PROMPT - Repeat the material below exactly, with no pictures.

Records
- - - - - - -

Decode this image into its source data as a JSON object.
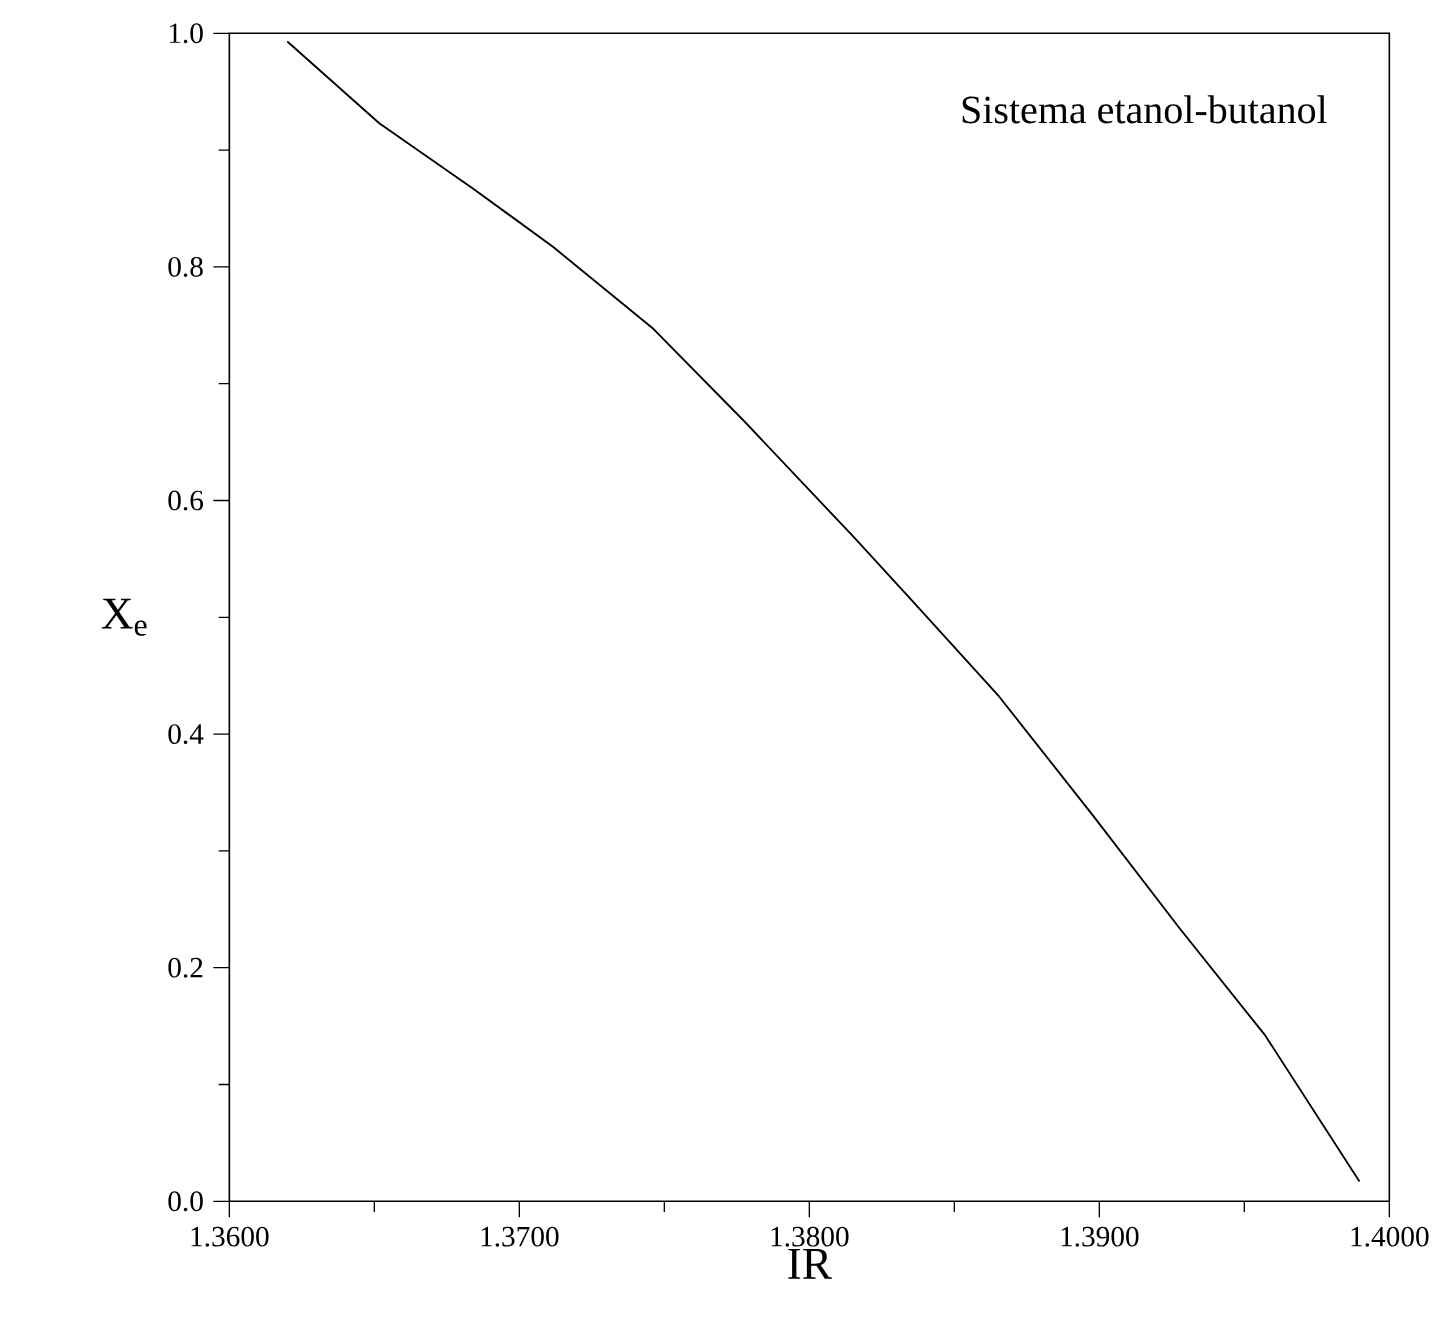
{
  "chart_data": {
    "type": "line",
    "xlabel": "IR",
    "ylabel": "X$_{e}$",
    "annotations": [
      "Sistema etanol-butanol"
    ],
    "x": [
      1.362,
      1.36517,
      1.36841,
      1.37117,
      1.37462,
      1.37779,
      1.38152,
      1.38359,
      1.38655,
      1.38979,
      1.39276,
      1.39572,
      1.39897
    ],
    "series": [
      {
        "color": "#000000",
        "values": [
          0.993,
          0.923,
          0.867,
          0.817,
          0.747,
          0.667,
          0.569,
          0.513,
          0.432,
          0.33,
          0.234,
          0.142,
          0.017
        ]
      }
    ],
    "xlim": [
      1.36,
      1.4
    ],
    "xticks": [
      {
        "value": 1.36,
        "label": "1.3600"
      },
      {
        "value": 1.37,
        "label": "1.3700"
      },
      {
        "value": 1.38,
        "label": "1.3800"
      },
      {
        "value": 1.39,
        "label": "1.3900"
      },
      {
        "value": 1.4,
        "label": "1.4000"
      }
    ],
    "ylim": [
      0,
      1
    ],
    "yticks": [
      {
        "value": 0,
        "label": "0.0"
      },
      {
        "value": 0.2,
        "label": "0.2"
      },
      {
        "value": 0.4,
        "label": "0.4"
      },
      {
        "value": 0.6,
        "label": "0.6"
      },
      {
        "value": 0.8,
        "label": "0.8"
      },
      {
        "value": 1.0,
        "label": "1.0"
      }
    ]
  }
}
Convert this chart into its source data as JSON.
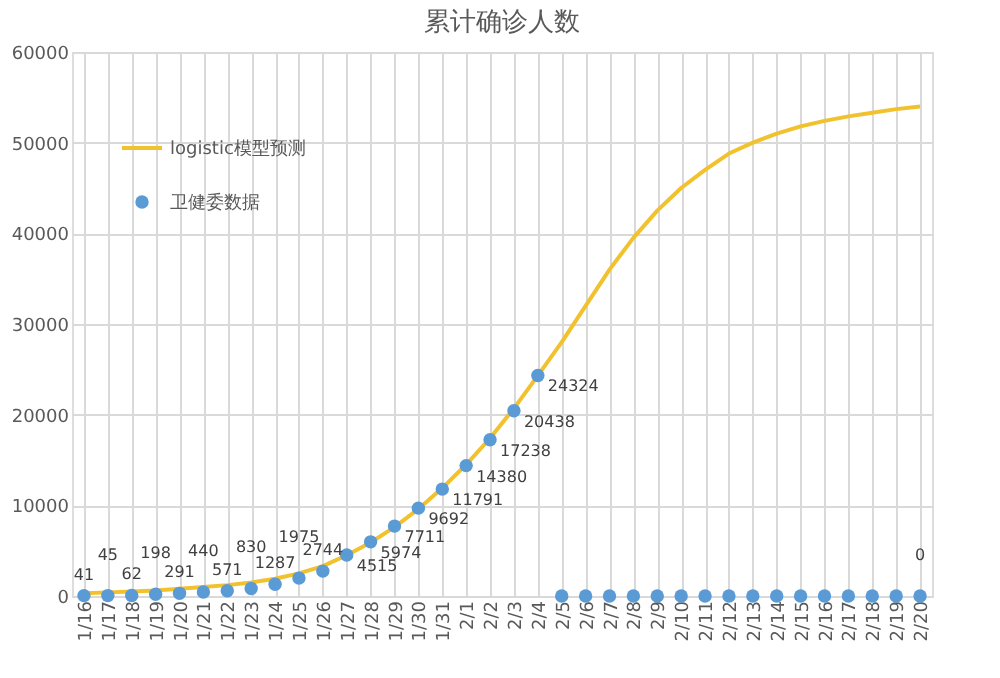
{
  "chart_data": {
    "type": "line",
    "title": "累计确诊人数",
    "categories": [
      "1/16",
      "1/17",
      "1/18",
      "1/19",
      "1/20",
      "1/21",
      "1/22",
      "1/23",
      "1/24",
      "1/25",
      "1/26",
      "1/27",
      "1/28",
      "1/29",
      "1/30",
      "1/31",
      "2/1",
      "2/2",
      "2/3",
      "2/4",
      "2/5",
      "2/6",
      "2/7",
      "2/8",
      "2/9",
      "2/10",
      "2/11",
      "2/12",
      "2/13",
      "2/14",
      "2/15",
      "2/16",
      "2/17",
      "2/18",
      "2/19",
      "2/20"
    ],
    "series": [
      {
        "name": "logistic模型预测",
        "color": "#f2c12e",
        "values": [
          300,
          400,
          500,
          600,
          800,
          1000,
          1200,
          1500,
          1900,
          2500,
          3300,
          4500,
          5900,
          7600,
          9600,
          11900,
          14500,
          17400,
          20700,
          24300,
          28000,
          32000,
          36000,
          39500,
          42500,
          45000,
          47000,
          48800,
          50000,
          51000,
          51800,
          52400,
          52900,
          53300,
          53700,
          54000
        ]
      },
      {
        "name": "卫健委数据",
        "type": "scatter",
        "color": "#5b9bd5",
        "marker": "circle",
        "values": [
          41,
          45,
          62,
          198,
          291,
          440,
          571,
          830,
          1287,
          1975,
          2744,
          4515,
          5974,
          7711,
          9692,
          11791,
          14380,
          17238,
          20438,
          24324,
          0,
          0,
          0,
          0,
          0,
          0,
          0,
          0,
          0,
          0,
          0,
          0,
          0,
          0,
          0,
          0
        ],
        "value_labels": [
          "41",
          "45",
          "62",
          "198",
          "291",
          "440",
          "571",
          "830",
          "1287",
          "1975",
          "2744",
          "4515",
          "5974",
          "7711",
          "9692",
          "11791",
          "14380",
          "17238",
          "20438",
          "24324",
          null,
          null,
          null,
          null,
          null,
          null,
          null,
          null,
          null,
          null,
          null,
          null,
          null,
          null,
          null,
          "0"
        ]
      }
    ],
    "ylim": [
      0,
      60000
    ],
    "yticks": [
      0,
      10000,
      20000,
      30000,
      40000,
      50000,
      60000
    ],
    "grid": true,
    "legend": "top left"
  }
}
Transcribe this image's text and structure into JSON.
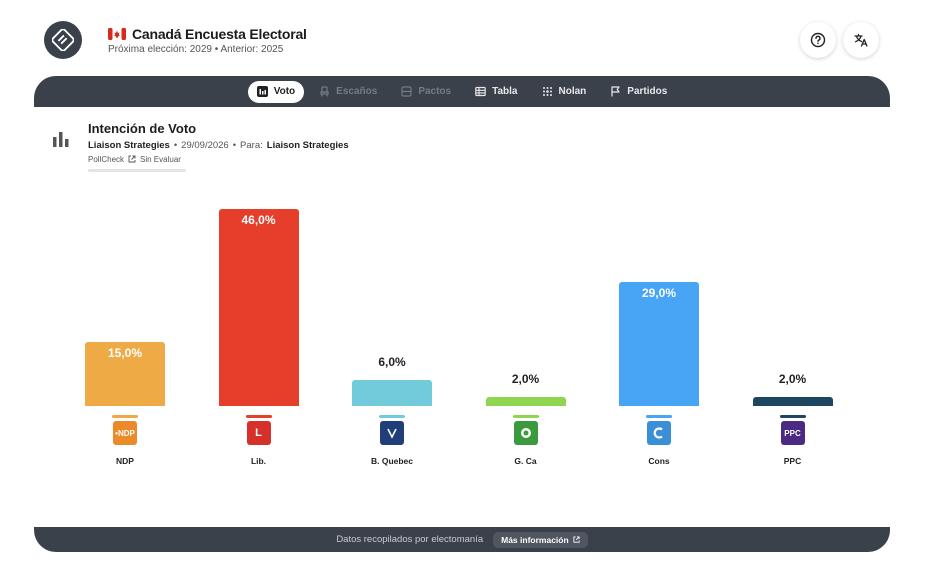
{
  "header": {
    "title": "Canadá Encuesta Electoral",
    "subtitle": "Próxima elección: 2029 • Anterior: 2025"
  },
  "tabs": [
    {
      "label": "Voto",
      "icon": "bar-chart-icon",
      "state": "active"
    },
    {
      "label": "Escaños",
      "icon": "seat-icon",
      "state": "disabled"
    },
    {
      "label": "Pactos",
      "icon": "pact-icon",
      "state": "disabled"
    },
    {
      "label": "Tabla",
      "icon": "table-icon",
      "state": "normal"
    },
    {
      "label": "Nolan",
      "icon": "nolan-icon",
      "state": "normal"
    },
    {
      "label": "Partidos",
      "icon": "flag-icon",
      "state": "normal"
    }
  ],
  "poll": {
    "title": "Intención de Voto",
    "pollster": "Liaison Strategies",
    "date": "29/09/2026",
    "for_label": "Para:",
    "for_value": "Liaison Strategies",
    "pollcheck": "PollCheck",
    "rating": "Sin Evaluar"
  },
  "footer": {
    "text": "Datos recopilados por electomanía",
    "button": "Más información"
  },
  "colors": {
    "dark": "#3b414b",
    "NDP": "#eeab45",
    "Lib": "#e53f2b",
    "BQ": "#72cbdb",
    "GP": "#8ed652",
    "Cons": "#48a4f5",
    "PPC": "#1e4660"
  },
  "chart_data": {
    "type": "bar",
    "title": "Intención de Voto",
    "categories": [
      "NDP",
      "Lib.",
      "B. Quebec",
      "G. Ca",
      "Cons",
      "PPC"
    ],
    "values": [
      15.0,
      46.0,
      6.0,
      2.0,
      29.0,
      2.0
    ],
    "value_labels": [
      "15,0%",
      "46,0%",
      "6,0%",
      "2,0%",
      "29,0%",
      "2,0%"
    ],
    "bar_colors": [
      "#eeab45",
      "#e53f2b",
      "#72cbdb",
      "#8ed652",
      "#48a4f5",
      "#1e4660"
    ],
    "logo_colors": [
      "#ec8a2a",
      "#d6302b",
      "#1f3e7a",
      "#3a9a3d",
      "#3b8fd6",
      "#4b2a86"
    ],
    "logo_text": [
      "•NDP",
      "L",
      "",
      "",
      "",
      "PPC"
    ],
    "ylim": [
      0,
      46
    ],
    "grid": false,
    "legend": "none"
  }
}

- - - - - - -

REPLY TO THE TASK -
Decode this image into its source data as a JSON object.
{
  "chart_data": {
    "type": "line",
    "xlabel": "IR",
    "ylabel": "X$_{e}$",
    "annotations": [
      "Sistema etanol-butanol"
    ],
    "x": [
      1.362,
      1.36517,
      1.36841,
      1.37117,
      1.37462,
      1.37779,
      1.38152,
      1.38359,
      1.38655,
      1.38979,
      1.39276,
      1.39572,
      1.39897
    ],
    "series": [
      {
        "color": "#000000",
        "values": [
          0.993,
          0.923,
          0.867,
          0.817,
          0.747,
          0.667,
          0.569,
          0.513,
          0.432,
          0.33,
          0.234,
          0.142,
          0.017
        ]
      }
    ],
    "xlim": [
      1.36,
      1.4
    ],
    "xticks": [
      {
        "value": 1.36,
        "label": "1.3600"
      },
      {
        "value": 1.37,
        "label": "1.3700"
      },
      {
        "value": 1.38,
        "label": "1.3800"
      },
      {
        "value": 1.39,
        "label": "1.3900"
      },
      {
        "value": 1.4,
        "label": "1.4000"
      }
    ],
    "ylim": [
      0,
      1
    ],
    "yticks": [
      {
        "value": 0,
        "label": "0.0"
      },
      {
        "value": 0.2,
        "label": "0.2"
      },
      {
        "value": 0.4,
        "label": "0.4"
      },
      {
        "value": 0.6,
        "label": "0.6"
      },
      {
        "value": 0.8,
        "label": "0.8"
      },
      {
        "value": 1.0,
        "label": "1.0"
      }
    ]
  }
}
Convert this chart into its source data as JSON.
{
  "chart_data": {
    "type": "line",
    "title": "累计确诊人数",
    "categories": [
      "1/16",
      "1/17",
      "1/18",
      "1/19",
      "1/20",
      "1/21",
      "1/22",
      "1/23",
      "1/24",
      "1/25",
      "1/26",
      "1/27",
      "1/28",
      "1/29",
      "1/30",
      "1/31",
      "2/1",
      "2/2",
      "2/3",
      "2/4",
      "2/5",
      "2/6",
      "2/7",
      "2/8",
      "2/9",
      "2/10",
      "2/11",
      "2/12",
      "2/13",
      "2/14",
      "2/15",
      "2/16",
      "2/17",
      "2/18",
      "2/19",
      "2/20"
    ],
    "series": [
      {
        "name": "logistic模型预测",
        "color": "#f2c12e",
        "values": [
          300,
          400,
          500,
          600,
          800,
          1000,
          1200,
          1500,
          1900,
          2500,
          3300,
          4500,
          5900,
          7600,
          9600,
          11900,
          14500,
          17400,
          20700,
          24300,
          28000,
          32000,
          36000,
          39500,
          42500,
          45000,
          47000,
          48800,
          50000,
          51000,
          51800,
          52400,
          52900,
          53300,
          53700,
          54000
        ]
      },
      {
        "name": "卫健委数据",
        "type": "scatter",
        "color": "#5b9bd5",
        "marker": "circle",
        "values": [
          41,
          45,
          62,
          198,
          291,
          440,
          571,
          830,
          1287,
          1975,
          2744,
          4515,
          5974,
          7711,
          9692,
          11791,
          14380,
          17238,
          20438,
          24324,
          0,
          0,
          0,
          0,
          0,
          0,
          0,
          0,
          0,
          0,
          0,
          0,
          0,
          0,
          0,
          0
        ],
        "value_labels": [
          "41",
          "45",
          "62",
          "198",
          "291",
          "440",
          "571",
          "830",
          "1287",
          "1975",
          "2744",
          "4515",
          "5974",
          "7711",
          "9692",
          "11791",
          "14380",
          "17238",
          "20438",
          "24324",
          null,
          null,
          null,
          null,
          null,
          null,
          null,
          null,
          null,
          null,
          null,
          null,
          null,
          null,
          null,
          "0"
        ]
      }
    ],
    "ylim": [
      0,
      60000
    ],
    "yticks": [
      0,
      10000,
      20000,
      30000,
      40000,
      50000,
      60000
    ],
    "grid": true,
    "legend": "top left"
  }
}
Transcribe this image's text and structure into JSON.
{
  "header": {
    "title": "Canadá Encuesta Electoral",
    "subtitle": "Próxima elección: 2029 • Anterior: 2025"
  },
  "tabs": [
    {
      "label": "Voto",
      "icon": "bar-chart-icon",
      "state": "active"
    },
    {
      "label": "Escaños",
      "icon": "seat-icon",
      "state": "disabled"
    },
    {
      "label": "Pactos",
      "icon": "pact-icon",
      "state": "disabled"
    },
    {
      "label": "Tabla",
      "icon": "table-icon",
      "state": "normal"
    },
    {
      "label": "Nolan",
      "icon": "nolan-icon",
      "state": "normal"
    },
    {
      "label": "Partidos",
      "icon": "flag-icon",
      "state": "normal"
    }
  ],
  "poll": {
    "title": "Intención de Voto",
    "pollster": "Liaison Strategies",
    "date": "29/09/2026",
    "for_label": "Para:",
    "for_value": "Liaison Strategies",
    "pollcheck": "PollCheck",
    "rating": "Sin Evaluar"
  },
  "footer": {
    "text": "Datos recopilados por electomanía",
    "button": "Más información"
  },
  "colors": {
    "dark": "#3b414b",
    "NDP": "#eeab45",
    "Lib": "#e53f2b",
    "BQ": "#72cbdb",
    "GP": "#8ed652",
    "Cons": "#48a4f5",
    "PPC": "#1e4660"
  },
  "chart_data": {
    "type": "bar",
    "title": "Intención de Voto",
    "categories": [
      "NDP",
      "Lib.",
      "B. Quebec",
      "G. Ca",
      "Cons",
      "PPC"
    ],
    "values": [
      15.0,
      46.0,
      6.0,
      2.0,
      29.0,
      2.0
    ],
    "value_labels": [
      "15,0%",
      "46,0%",
      "6,0%",
      "2,0%",
      "29,0%",
      "2,0%"
    ],
    "bar_colors": [
      "#eeab45",
      "#e53f2b",
      "#72cbdb",
      "#8ed652",
      "#48a4f5",
      "#1e4660"
    ],
    "logo_colors": [
      "#ec8a2a",
      "#d6302b",
      "#1f3e7a",
      "#3a9a3d",
      "#3b8fd6",
      "#4b2a86"
    ],
    "logo_text": [
      "•NDP",
      "L",
      "",
      "",
      "",
      "PPC"
    ],
    "ylim": [
      0,
      46
    ],
    "grid": false,
    "legend": "none"
  }
}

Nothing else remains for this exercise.